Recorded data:
::::::::
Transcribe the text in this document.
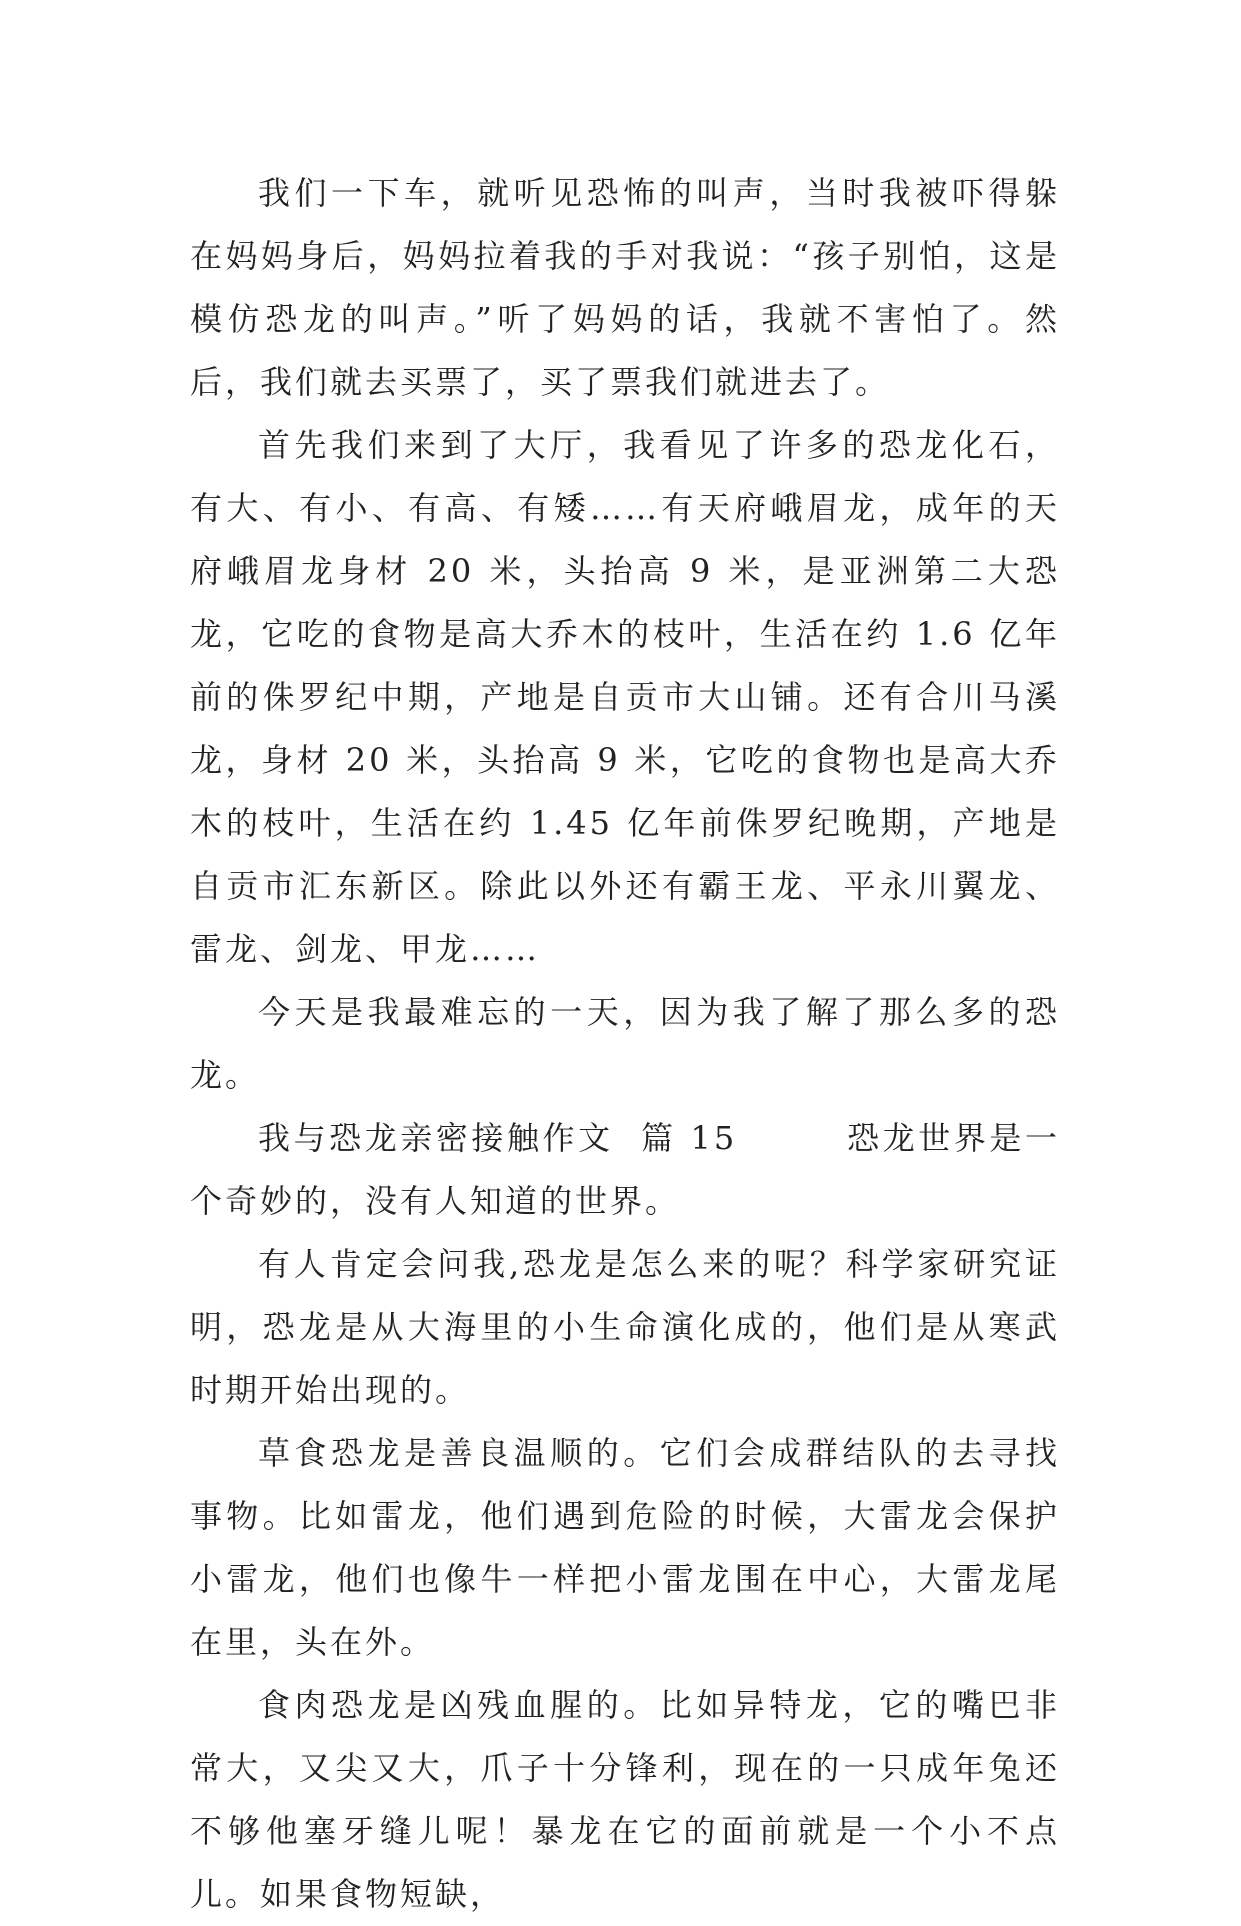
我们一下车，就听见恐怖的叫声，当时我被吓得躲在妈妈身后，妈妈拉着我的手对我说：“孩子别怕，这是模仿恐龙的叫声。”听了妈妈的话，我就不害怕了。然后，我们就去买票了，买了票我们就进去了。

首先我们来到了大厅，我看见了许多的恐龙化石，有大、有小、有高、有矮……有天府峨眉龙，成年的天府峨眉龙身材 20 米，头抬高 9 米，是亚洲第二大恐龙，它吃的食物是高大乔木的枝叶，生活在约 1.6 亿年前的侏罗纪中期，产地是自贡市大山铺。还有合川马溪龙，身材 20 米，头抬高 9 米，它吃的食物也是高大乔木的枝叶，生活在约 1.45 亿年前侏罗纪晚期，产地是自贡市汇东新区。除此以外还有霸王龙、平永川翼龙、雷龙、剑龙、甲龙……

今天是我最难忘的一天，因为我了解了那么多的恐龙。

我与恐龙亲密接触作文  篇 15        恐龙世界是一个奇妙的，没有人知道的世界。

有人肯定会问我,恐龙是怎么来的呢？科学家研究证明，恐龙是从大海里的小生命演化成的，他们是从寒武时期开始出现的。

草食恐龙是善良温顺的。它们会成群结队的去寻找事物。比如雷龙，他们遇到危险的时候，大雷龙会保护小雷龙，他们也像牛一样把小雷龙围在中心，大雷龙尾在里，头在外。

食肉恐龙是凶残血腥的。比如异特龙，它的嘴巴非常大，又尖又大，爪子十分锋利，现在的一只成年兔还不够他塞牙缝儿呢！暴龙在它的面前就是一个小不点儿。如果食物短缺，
::::::::
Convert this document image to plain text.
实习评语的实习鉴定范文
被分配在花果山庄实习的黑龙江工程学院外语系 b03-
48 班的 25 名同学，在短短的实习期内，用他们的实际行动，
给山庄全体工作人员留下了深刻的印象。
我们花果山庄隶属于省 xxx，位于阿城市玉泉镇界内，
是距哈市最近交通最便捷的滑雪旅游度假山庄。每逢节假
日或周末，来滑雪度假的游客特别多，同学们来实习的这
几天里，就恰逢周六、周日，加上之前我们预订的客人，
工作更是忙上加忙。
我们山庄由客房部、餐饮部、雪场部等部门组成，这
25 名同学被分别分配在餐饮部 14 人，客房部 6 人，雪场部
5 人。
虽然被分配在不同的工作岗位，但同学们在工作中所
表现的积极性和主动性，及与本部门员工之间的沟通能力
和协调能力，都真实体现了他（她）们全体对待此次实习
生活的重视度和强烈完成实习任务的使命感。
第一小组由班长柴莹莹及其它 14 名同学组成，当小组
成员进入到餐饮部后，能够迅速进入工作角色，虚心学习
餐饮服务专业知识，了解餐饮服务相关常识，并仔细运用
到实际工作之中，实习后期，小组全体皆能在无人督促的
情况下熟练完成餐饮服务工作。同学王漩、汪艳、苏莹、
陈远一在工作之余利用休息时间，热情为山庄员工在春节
::::::::
TO DO:
List all lines in the material containing the string "this".

THE SOLUTION:
Transcribe the text in this document.
Convert this document image to plain text.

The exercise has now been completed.